PROVIDED RECORDS:

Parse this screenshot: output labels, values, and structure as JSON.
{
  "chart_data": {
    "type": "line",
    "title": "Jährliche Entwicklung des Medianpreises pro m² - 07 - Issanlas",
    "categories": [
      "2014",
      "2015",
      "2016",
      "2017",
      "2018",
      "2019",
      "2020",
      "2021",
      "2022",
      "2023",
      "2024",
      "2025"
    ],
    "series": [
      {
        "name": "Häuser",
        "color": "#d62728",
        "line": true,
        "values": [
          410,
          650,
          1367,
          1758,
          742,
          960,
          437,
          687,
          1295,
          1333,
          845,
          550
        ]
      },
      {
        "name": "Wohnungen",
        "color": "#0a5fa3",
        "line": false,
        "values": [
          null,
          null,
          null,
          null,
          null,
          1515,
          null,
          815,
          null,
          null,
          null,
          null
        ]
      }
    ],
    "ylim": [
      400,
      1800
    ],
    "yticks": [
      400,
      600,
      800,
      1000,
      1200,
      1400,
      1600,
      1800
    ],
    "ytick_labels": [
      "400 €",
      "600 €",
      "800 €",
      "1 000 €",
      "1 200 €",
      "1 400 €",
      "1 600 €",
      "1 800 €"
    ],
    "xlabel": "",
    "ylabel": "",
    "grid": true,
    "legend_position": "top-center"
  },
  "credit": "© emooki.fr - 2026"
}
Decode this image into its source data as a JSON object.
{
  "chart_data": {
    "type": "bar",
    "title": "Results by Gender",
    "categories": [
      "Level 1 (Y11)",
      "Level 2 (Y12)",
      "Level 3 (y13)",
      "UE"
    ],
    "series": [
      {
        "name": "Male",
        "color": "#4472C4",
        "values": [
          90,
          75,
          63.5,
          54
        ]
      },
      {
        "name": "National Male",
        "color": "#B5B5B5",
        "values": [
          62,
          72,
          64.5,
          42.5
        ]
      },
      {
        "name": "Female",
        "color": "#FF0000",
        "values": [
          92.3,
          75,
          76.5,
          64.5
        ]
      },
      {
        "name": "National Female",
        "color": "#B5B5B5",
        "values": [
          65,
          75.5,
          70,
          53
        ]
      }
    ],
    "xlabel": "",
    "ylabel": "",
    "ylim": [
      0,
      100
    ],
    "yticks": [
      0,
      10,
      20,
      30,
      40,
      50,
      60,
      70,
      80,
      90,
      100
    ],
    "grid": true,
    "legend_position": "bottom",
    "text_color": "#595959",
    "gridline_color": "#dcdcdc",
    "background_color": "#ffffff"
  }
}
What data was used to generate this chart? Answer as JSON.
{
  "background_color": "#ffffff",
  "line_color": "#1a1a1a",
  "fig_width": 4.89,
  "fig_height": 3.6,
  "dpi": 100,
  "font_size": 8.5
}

WHAT YOU ARE ASKED TO DO: Transcribe every entry exactly, omitting nothing.

RESULT OF THE TASK:
Parse this screenshot: output labels, values, and structure as JSON.
{
  "chart_data": {
    "type": "line",
    "title": "Jährliche Entwicklung des Medianpreises pro m² - 07 - Issanlas",
    "categories": [
      "2014",
      "2015",
      "2016",
      "2017",
      "2018",
      "2019",
      "2020",
      "2021",
      "2022",
      "2023",
      "2024",
      "2025"
    ],
    "series": [
      {
        "name": "Häuser",
        "color": "#d62728",
        "line": true,
        "values": [
          410,
          650,
          1367,
          1758,
          742,
          960,
          437,
          687,
          1295,
          1333,
          845,
          550
        ]
      },
      {
        "name": "Wohnungen",
        "color": "#0a5fa3",
        "line": false,
        "values": [
          null,
          null,
          null,
          null,
          null,
          1515,
          null,
          815,
          null,
          null,
          null,
          null
        ]
      }
    ],
    "ylim": [
      400,
      1800
    ],
    "yticks": [
      400,
      600,
      800,
      1000,
      1200,
      1400,
      1600,
      1800
    ],
    "ytick_labels": [
      "400 €",
      "600 €",
      "800 €",
      "1 000 €",
      "1 200 €",
      "1 400 €",
      "1 600 €",
      "1 800 €"
    ],
    "xlabel": "",
    "ylabel": "",
    "grid": true,
    "legend_position": "top-center"
  },
  "credit": "© emooki.fr - 2026"
}
Decode this image into its source data as a JSON object.
{
  "chart_data": {
    "type": "bar",
    "title": "Results by Gender",
    "categories": [
      "Level 1 (Y11)",
      "Level 2 (Y12)",
      "Level 3 (y13)",
      "UE"
    ],
    "series": [
      {
        "name": "Male",
        "color": "#4472C4",
        "values": [
          90,
          75,
          63.5,
          54
        ]
      },
      {
        "name": "National Male",
        "color": "#B5B5B5",
        "values": [
          62,
          72,
          64.5,
          42.5
        ]
      },
      {
        "name": "Female",
        "color": "#FF0000",
        "values": [
          92.3,
          75,
          76.5,
          64.5
        ]
      },
      {
        "name": "National Female",
        "color": "#B5B5B5",
        "values": [
          65,
          75.5,
          70,
          53
        ]
      }
    ],
    "xlabel": "",
    "ylabel": "",
    "ylim": [
      0,
      100
    ],
    "yticks": [
      0,
      10,
      20,
      30,
      40,
      50,
      60,
      70,
      80,
      90,
      100
    ],
    "grid": true,
    "legend_position": "bottom",
    "text_color": "#595959",
    "gridline_color": "#dcdcdc",
    "background_color": "#ffffff"
  }
}
What data was used to generate this chart? Answer as JSON.
{
  "background_color": "#ffffff",
  "line_color": "#1a1a1a",
  "fig_width": 4.89,
  "fig_height": 3.6,
  "dpi": 100,
  "font_size": 8.5
}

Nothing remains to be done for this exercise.